◆ PROBLEM TO WORK ON ◆
Return each line containing "recommendations".

◆ RECORDS SHOWN ◆
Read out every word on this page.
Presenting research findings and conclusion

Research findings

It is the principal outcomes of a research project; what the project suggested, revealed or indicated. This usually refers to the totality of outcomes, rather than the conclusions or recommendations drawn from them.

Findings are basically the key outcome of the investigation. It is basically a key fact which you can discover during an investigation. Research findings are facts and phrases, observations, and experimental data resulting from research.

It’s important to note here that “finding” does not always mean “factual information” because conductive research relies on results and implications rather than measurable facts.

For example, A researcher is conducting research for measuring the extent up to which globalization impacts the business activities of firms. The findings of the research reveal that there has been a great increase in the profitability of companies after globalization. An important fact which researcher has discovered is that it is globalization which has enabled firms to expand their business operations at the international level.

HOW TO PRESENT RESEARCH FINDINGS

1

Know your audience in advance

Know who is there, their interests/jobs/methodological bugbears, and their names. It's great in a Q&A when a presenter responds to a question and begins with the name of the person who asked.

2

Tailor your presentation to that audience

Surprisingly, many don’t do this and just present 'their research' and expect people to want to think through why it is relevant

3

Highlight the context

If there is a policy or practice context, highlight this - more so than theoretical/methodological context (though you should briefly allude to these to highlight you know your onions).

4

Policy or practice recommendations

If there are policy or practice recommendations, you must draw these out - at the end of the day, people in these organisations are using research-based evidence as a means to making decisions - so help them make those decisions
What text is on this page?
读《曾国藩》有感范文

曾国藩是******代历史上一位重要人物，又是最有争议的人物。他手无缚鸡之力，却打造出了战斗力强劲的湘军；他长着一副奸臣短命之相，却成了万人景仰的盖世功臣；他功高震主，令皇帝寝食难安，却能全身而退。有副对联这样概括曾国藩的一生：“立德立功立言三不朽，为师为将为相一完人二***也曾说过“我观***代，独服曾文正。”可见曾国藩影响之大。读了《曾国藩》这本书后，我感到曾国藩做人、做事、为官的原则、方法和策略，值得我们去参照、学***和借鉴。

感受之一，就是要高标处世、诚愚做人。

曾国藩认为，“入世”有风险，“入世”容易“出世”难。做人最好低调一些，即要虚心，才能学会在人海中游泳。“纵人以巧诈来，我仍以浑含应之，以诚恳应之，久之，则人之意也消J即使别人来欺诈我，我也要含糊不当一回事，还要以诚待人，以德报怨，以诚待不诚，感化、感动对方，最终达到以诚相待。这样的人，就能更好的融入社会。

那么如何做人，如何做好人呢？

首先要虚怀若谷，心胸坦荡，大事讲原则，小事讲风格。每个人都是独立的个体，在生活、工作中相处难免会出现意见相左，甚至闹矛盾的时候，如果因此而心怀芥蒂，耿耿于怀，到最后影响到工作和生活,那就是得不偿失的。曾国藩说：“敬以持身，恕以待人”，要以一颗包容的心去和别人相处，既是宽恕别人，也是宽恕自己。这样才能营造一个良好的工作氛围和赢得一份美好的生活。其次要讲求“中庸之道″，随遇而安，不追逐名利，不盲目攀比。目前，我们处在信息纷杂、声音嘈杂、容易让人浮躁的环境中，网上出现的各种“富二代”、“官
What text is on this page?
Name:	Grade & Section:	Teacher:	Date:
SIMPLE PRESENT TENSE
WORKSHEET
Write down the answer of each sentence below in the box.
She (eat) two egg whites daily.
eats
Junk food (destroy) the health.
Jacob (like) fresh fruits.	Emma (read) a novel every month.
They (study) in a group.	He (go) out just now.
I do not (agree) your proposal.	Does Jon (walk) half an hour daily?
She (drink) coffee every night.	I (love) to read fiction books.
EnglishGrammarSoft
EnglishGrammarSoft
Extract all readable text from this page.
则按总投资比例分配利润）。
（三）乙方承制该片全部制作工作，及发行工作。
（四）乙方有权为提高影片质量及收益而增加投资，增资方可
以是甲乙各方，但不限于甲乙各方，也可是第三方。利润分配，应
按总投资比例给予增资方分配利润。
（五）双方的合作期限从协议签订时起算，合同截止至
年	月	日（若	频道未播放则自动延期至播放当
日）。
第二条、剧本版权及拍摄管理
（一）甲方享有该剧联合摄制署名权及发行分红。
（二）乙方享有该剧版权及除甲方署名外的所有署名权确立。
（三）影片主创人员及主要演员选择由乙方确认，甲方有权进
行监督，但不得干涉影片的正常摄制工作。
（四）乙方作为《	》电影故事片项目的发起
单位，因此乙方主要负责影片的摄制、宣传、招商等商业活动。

◆ EXERCISE ANSWER ◆
It is the principal outcomes of a research project; what the project suggested, revealed or indicated. This usually refers to the totality of outcomes, rather than the conclusions or recommendations drawn from them.
Policy or practice recommendations
If there are policy or practice recommendations, you must draw these out - at the end of the day, people in these organisations are using research-based evidence as a means to making decisions - so help them make those decisions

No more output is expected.